- [Exercise instructions] Continue the article on optimizing Python code, starting right after its last line.

** START OF Document extract **

Ways to Optimize Your Code in Python

By optimizing Python code, you improve performance, reduce resource consumption, and enhance scalability. While Python is known for its simplicity and readability, these characteristics can sometimes come at the cost of efficiency.

In this article, we'll explore four ways to optimize your Python project and improve performance.

First, we'll look at how best to use data structures.

Efficient Use of Python Data Structures

We'll use some of the most well-known Python data structures to optimize our code.

Lists Vs. Tuples

Lists and tuples are probably the most basic and well-known data structures in Python. They serve different purposes, so they have different performance characteristics:

Lists are mutable, which means they can be modified after creation.
Tuples, instead, are immutable.

Before diving deep into why there are performance differences, let's write a code sample that creates a list and a tuple of 5 numbers.

Python

import timeit
 
# Calculate creation time
list_test = timeit.timeit(stmt="[1, 2, 3, 4, 5]", number=1000000)

** END OF Document extract **
** START OF Data shown **

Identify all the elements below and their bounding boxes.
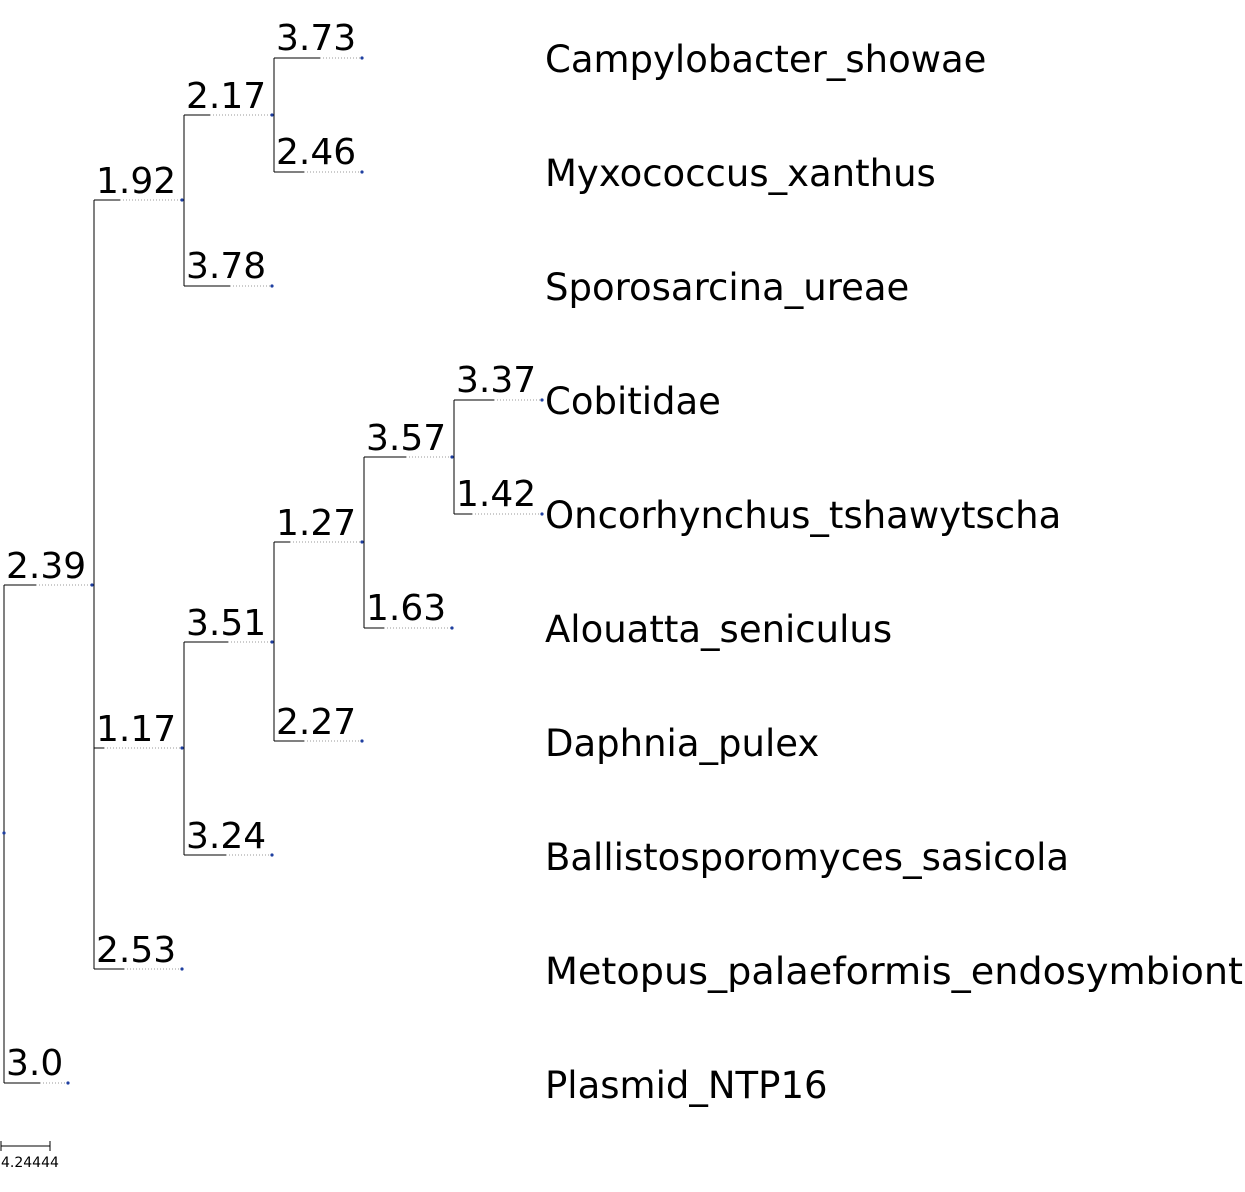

** END OF Data shown **

- [Expected output]
tuple_test = timeit.timeit(stmt="(1, 2, 3, 4, 5)", number=1000000)
 
# Print results
print(f"List creation: {list_test: .3} seconds")
print(f"Tuple creation: {tuple_test: .3} seconds")

This results in:

Shell

List creation:  0.135 seconds
Tuple creation:  0.0207 seconds

To calculate performance differences, we use the timeit module like so:

The stmt parameter defines the code snippet we want to evaluate. So, in the case of the list_test variable, it evaluates a list of five numbers; in tuple_test, it evaluates a tuple of five numbers.
The number parameter specifies how many times the stmt parameter must be executed. In both cases, we run it 100,0000 times, meaning the code creates the list and the tuple 100,0000 times.

As the example shows, tuples are way faster than lists. Let's dig into why:

Memory allocation:
- Due to their immutability, tuples are stored in a fixed-size block of memory. The size of this block is determined when the tuple is created, and it doesn’t change. This fixed size makes tuple memory allocation fast.
- Lists, on the other hand, need to support dynamic resizing. This means they often allocate extra space to accommodate potential growth without requiring frequent reallocations.
Internal structure:
- The internal structure of a tuple consists essentially of a continuous block of memory with a fixed layout. This layout includes the elements themselves and some metadata (like size), but since tuples are immutable, the structure remains simple.
- Lists have a more complex internal structure to manage their mutability. They need to keep track of their current size and allocated capacity, and must handle changes in size dynamically.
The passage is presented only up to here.